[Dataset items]
########################################
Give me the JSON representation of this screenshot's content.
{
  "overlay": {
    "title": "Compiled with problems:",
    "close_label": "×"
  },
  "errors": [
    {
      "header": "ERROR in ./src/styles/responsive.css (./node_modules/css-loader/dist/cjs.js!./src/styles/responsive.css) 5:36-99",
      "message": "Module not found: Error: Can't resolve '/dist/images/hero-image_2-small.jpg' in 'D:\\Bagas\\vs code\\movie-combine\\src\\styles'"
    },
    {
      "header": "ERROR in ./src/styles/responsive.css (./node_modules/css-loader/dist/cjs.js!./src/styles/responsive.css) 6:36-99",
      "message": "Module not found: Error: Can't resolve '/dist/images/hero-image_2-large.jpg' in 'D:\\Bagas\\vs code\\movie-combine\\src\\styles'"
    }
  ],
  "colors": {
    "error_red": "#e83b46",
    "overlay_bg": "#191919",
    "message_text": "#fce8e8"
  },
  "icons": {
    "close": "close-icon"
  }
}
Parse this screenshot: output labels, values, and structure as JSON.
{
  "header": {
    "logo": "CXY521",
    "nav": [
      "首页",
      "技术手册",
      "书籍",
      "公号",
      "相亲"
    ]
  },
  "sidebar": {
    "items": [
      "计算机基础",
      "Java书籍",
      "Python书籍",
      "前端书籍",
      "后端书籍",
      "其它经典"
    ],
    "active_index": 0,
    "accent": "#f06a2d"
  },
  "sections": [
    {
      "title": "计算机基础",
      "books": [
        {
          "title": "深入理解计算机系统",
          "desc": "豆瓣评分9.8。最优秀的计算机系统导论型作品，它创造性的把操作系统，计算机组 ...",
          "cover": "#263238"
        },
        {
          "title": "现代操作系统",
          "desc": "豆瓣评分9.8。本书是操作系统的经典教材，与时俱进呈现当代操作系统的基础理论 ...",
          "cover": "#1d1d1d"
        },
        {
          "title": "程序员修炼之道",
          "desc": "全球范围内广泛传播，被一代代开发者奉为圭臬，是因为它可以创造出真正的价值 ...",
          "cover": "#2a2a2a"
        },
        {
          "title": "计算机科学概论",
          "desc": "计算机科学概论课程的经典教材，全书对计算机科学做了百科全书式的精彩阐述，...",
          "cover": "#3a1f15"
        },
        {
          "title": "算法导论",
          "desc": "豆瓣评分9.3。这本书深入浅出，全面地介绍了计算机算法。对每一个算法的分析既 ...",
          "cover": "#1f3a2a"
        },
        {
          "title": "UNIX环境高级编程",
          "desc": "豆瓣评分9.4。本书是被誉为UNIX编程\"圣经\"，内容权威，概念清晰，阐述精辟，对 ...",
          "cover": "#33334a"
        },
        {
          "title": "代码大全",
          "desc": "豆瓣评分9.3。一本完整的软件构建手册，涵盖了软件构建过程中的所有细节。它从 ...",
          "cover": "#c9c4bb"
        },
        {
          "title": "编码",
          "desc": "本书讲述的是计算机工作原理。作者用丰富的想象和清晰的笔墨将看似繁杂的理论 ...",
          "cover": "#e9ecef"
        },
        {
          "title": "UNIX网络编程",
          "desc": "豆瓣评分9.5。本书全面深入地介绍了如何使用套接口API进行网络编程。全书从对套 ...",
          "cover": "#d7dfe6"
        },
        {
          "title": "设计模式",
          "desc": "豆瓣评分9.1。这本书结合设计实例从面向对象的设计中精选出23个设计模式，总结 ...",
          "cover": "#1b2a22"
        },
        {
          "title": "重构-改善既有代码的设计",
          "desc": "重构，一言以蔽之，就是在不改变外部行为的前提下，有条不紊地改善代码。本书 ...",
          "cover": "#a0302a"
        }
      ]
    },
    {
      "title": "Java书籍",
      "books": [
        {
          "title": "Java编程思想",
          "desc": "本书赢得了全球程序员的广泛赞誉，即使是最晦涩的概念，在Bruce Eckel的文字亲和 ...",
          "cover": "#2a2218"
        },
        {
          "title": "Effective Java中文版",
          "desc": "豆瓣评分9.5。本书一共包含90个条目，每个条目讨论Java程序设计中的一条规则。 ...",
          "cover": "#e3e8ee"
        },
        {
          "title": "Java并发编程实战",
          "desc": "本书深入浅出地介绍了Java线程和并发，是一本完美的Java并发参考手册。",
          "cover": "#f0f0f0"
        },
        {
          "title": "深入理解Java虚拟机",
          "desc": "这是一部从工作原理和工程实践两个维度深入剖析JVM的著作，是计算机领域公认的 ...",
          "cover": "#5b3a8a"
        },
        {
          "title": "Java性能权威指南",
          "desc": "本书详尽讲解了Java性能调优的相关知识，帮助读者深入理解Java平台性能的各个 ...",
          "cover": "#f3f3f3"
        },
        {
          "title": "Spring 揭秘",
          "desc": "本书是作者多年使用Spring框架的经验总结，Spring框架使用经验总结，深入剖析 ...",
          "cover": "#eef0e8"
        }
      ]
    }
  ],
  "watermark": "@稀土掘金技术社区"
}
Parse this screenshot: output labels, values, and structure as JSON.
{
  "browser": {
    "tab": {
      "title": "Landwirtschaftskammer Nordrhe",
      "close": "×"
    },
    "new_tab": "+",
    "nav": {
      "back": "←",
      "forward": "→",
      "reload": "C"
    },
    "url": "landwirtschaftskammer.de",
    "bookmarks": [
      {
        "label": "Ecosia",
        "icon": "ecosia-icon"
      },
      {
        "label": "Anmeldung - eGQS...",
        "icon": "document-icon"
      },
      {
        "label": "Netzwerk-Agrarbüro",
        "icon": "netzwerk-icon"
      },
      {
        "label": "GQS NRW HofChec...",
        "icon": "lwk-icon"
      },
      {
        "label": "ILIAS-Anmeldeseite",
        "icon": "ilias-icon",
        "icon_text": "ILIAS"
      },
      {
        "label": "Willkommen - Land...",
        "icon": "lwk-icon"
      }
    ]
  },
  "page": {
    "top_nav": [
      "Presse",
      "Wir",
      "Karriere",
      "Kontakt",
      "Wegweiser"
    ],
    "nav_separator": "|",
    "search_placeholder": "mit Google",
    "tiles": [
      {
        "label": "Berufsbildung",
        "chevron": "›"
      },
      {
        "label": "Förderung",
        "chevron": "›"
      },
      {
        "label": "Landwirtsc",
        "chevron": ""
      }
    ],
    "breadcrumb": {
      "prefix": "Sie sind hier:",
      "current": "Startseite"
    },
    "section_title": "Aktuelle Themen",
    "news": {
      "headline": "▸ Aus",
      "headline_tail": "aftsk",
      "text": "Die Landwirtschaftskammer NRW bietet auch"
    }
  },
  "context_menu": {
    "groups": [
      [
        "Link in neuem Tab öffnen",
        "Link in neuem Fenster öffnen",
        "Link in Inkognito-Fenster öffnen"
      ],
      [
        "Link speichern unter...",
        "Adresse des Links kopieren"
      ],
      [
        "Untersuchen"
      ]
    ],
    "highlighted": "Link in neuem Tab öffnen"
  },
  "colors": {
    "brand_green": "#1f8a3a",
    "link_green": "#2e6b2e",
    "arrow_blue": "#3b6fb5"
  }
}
########################################
> **PROBLEM REQUIREMENTS**
Return every entry verbatim.

> **RESPONSE**
Give me the JSON representation of this screenshot's content.
{
  "overlay": {
    "title": "Compiled with problems:",
    "close_label": "×"
  },
  "errors": [
    {
      "header": "ERROR in ./src/styles/responsive.css (./node_modules/css-loader/dist/cjs.js!./src/styles/responsive.css) 5:36-99",
      "message": "Module not found: Error: Can't resolve '/dist/images/hero-image_2-small.jpg' in 'D:\\Bagas\\vs code\\movie-combine\\src\\styles'"
    },
    {
      "header": "ERROR in ./src/styles/responsive.css (./node_modules/css-loader/dist/cjs.js!./src/styles/responsive.css) 6:36-99",
      "message": "Module not found: Error: Can't resolve '/dist/images/hero-image_2-large.jpg' in 'D:\\Bagas\\vs code\\movie-combine\\src\\styles'"
    }
  ],
  "colors": {
    "error_red": "#e83b46",
    "overlay_bg": "#191919",
    "message_text": "#fce8e8"
  },
  "icons": {
    "close": "close-icon"
  }
}
Parse this screenshot: output labels, values, and structure as JSON.
{
  "header": {
    "logo": "CXY521",
    "nav": [
      "首页",
      "技术手册",
      "书籍",
      "公号",
      "相亲"
    ]
  },
  "sidebar": {
    "items": [
      "计算机基础",
      "Java书籍",
      "Python书籍",
      "前端书籍",
      "后端书籍",
      "其它经典"
    ],
    "active_index": 0,
    "accent": "#f06a2d"
  },
  "sections": [
    {
      "title": "计算机基础",
      "books": [
        {
          "title": "深入理解计算机系统",
          "desc": "豆瓣评分9.8。最优秀的计算机系统导论型作品，它创造性的把操作系统，计算机组 ...",
          "cover": "#263238"
        },
        {
          "title": "现代操作系统",
          "desc": "豆瓣评分9.8。本书是操作系统的经典教材，与时俱进呈现当代操作系统的基础理论 ...",
          "cover": "#1d1d1d"
        },
        {
          "title": "程序员修炼之道",
          "desc": "全球范围内广泛传播，被一代代开发者奉为圭臬，是因为它可以创造出真正的价值 ...",
          "cover": "#2a2a2a"
        },
        {
          "title": "计算机科学概论",
          "desc": "计算机科学概论课程的经典教材，全书对计算机科学做了百科全书式的精彩阐述，...",
          "cover": "#3a1f15"
        },
        {
          "title": "算法导论",
          "desc": "豆瓣评分9.3。这本书深入浅出，全面地介绍了计算机算法。对每一个算法的分析既 ...",
          "cover": "#1f3a2a"
        },
        {
          "title": "UNIX环境高级编程",
          "desc": "豆瓣评分9.4。本书是被誉为UNIX编程\"圣经\"，内容权威，概念清晰，阐述精辟，对 ...",
          "cover": "#33334a"
        },
        {
          "title": "代码大全",
          "desc": "豆瓣评分9.3。一本完整的软件构建手册，涵盖了软件构建过程中的所有细节。它从 ...",
          "cover": "#c9c4bb"
        },
        {
          "title": "编码",
          "desc": "本书讲述的是计算机工作原理。作者用丰富的想象和清晰的笔墨将看似繁杂的理论 ...",
          "cover": "#e9ecef"
        },
        {
          "title": "UNIX网络编程",
          "desc": "豆瓣评分9.5。本书全面深入地介绍了如何使用套接口API进行网络编程。全书从对套 ...",
          "cover": "#d7dfe6"
        },
        {
          "title": "设计模式",
          "desc": "豆瓣评分9.1。这本书结合设计实例从面向对象的设计中精选出23个设计模式，总结 ...",
          "cover": "#1b2a22"
        },
        {
          "title": "重构-改善既有代码的设计",
          "desc": "重构，一言以蔽之，就是在不改变外部行为的前提下，有条不紊地改善代码。本书 ...",
          "cover": "#a0302a"
        }
      ]
    },
    {
      "title": "Java书籍",
      "books": [
        {
          "title": "Java编程思想",
          "desc": "本书赢得了全球程序员的广泛赞誉，即使是最晦涩的概念，在Bruce Eckel的文字亲和 ...",
          "cover": "#2a2218"
        },
        {
          "title": "Effective Java中文版",
          "desc": "豆瓣评分9.5。本书一共包含90个条目，每个条目讨论Java程序设计中的一条规则。 ...",
          "cover": "#e3e8ee"
        },
        {
          "title": "Java并发编程实战",
          "desc": "本书深入浅出地介绍了Java线程和并发，是一本完美的Java并发参考手册。",
          "cover": "#f0f0f0"
        },
        {
          "title": "深入理解Java虚拟机",
          "desc": "这是一部从工作原理和工程实践两个维度深入剖析JVM的著作，是计算机领域公认的 ...",
          "cover": "#5b3a8a"
        },
        {
          "title": "Java性能权威指南",
          "desc": "本书详尽讲解了Java性能调优的相关知识，帮助读者深入理解Java平台性能的各个 ...",
          "cover": "#f3f3f3"
        },
        {
          "title": "Spring 揭秘",
          "desc": "本书是作者多年使用Spring框架的经验总结，Spring框架使用经验总结，深入剖析 ...",
          "cover": "#eef0e8"
        }
      ]
    }
  ],
  "watermark": "@稀土掘金技术社区"
}
Parse this screenshot: output labels, values, and structure as JSON.
{
  "browser": {
    "tab": {
      "title": "Landwirtschaftskammer Nordrhe",
      "close": "×"
    },
    "new_tab": "+",
    "nav": {
      "back": "←",
      "forward": "→",
      "reload": "C"
    },
    "url": "landwirtschaftskammer.de",
    "bookmarks": [
      {
        "label": "Ecosia",
        "icon": "ecosia-icon"
      },
      {
        "label": "Anmeldung - eGQS...",
        "icon": "document-icon"
      },
      {
        "label": "Netzwerk-Agrarbüro",
        "icon": "netzwerk-icon"
      },
      {
        "label": "GQS NRW HofChec...",
        "icon": "lwk-icon"
      },
      {
        "label": "ILIAS-Anmeldeseite",
        "icon": "ilias-icon",
        "icon_text": "ILIAS"
      },
      {
        "label": "Willkommen - Land...",
        "icon": "lwk-icon"
      }
    ]
  },
  "page": {
    "top_nav": [
      "Presse",
      "Wir",
      "Karriere",
      "Kontakt",
      "Wegweiser"
    ],
    "nav_separator": "|",
    "search_placeholder": "mit Google",
    "tiles": [
      {
        "label": "Berufsbildung",
        "chevron": "›"
      },
      {
        "label": "Förderung",
        "chevron": "›"
      },
      {
        "label": "Landwirtsc",
        "chevron": ""
      }
    ],
    "breadcrumb": {
      "prefix": "Sie sind hier:",
      "current": "Startseite"
    },
    "section_title": "Aktuelle Themen",
    "news": {
      "headline": "▸ Aus",
      "headline_tail": "aftsk",
      "text": "Die Landwirtschaftskammer NRW bietet auch"
    }
  },
  "context_menu": {
    "groups": [
      [
        "Link in neuem Tab öffnen",
        "Link in neuem Fenster öffnen",
        "Link in Inkognito-Fenster öffnen"
      ],
      [
        "Link speichern unter...",
        "Adresse des Links kopieren"
      ],
      [
        "Untersuchen"
      ]
    ],
    "highlighted": "Link in neuem Tab öffnen"
  },
  "colors": {
    "brand_green": "#1f8a3a",
    "link_green": "#2e6b2e",
    "arrow_blue": "#3b6fb5"
  }
}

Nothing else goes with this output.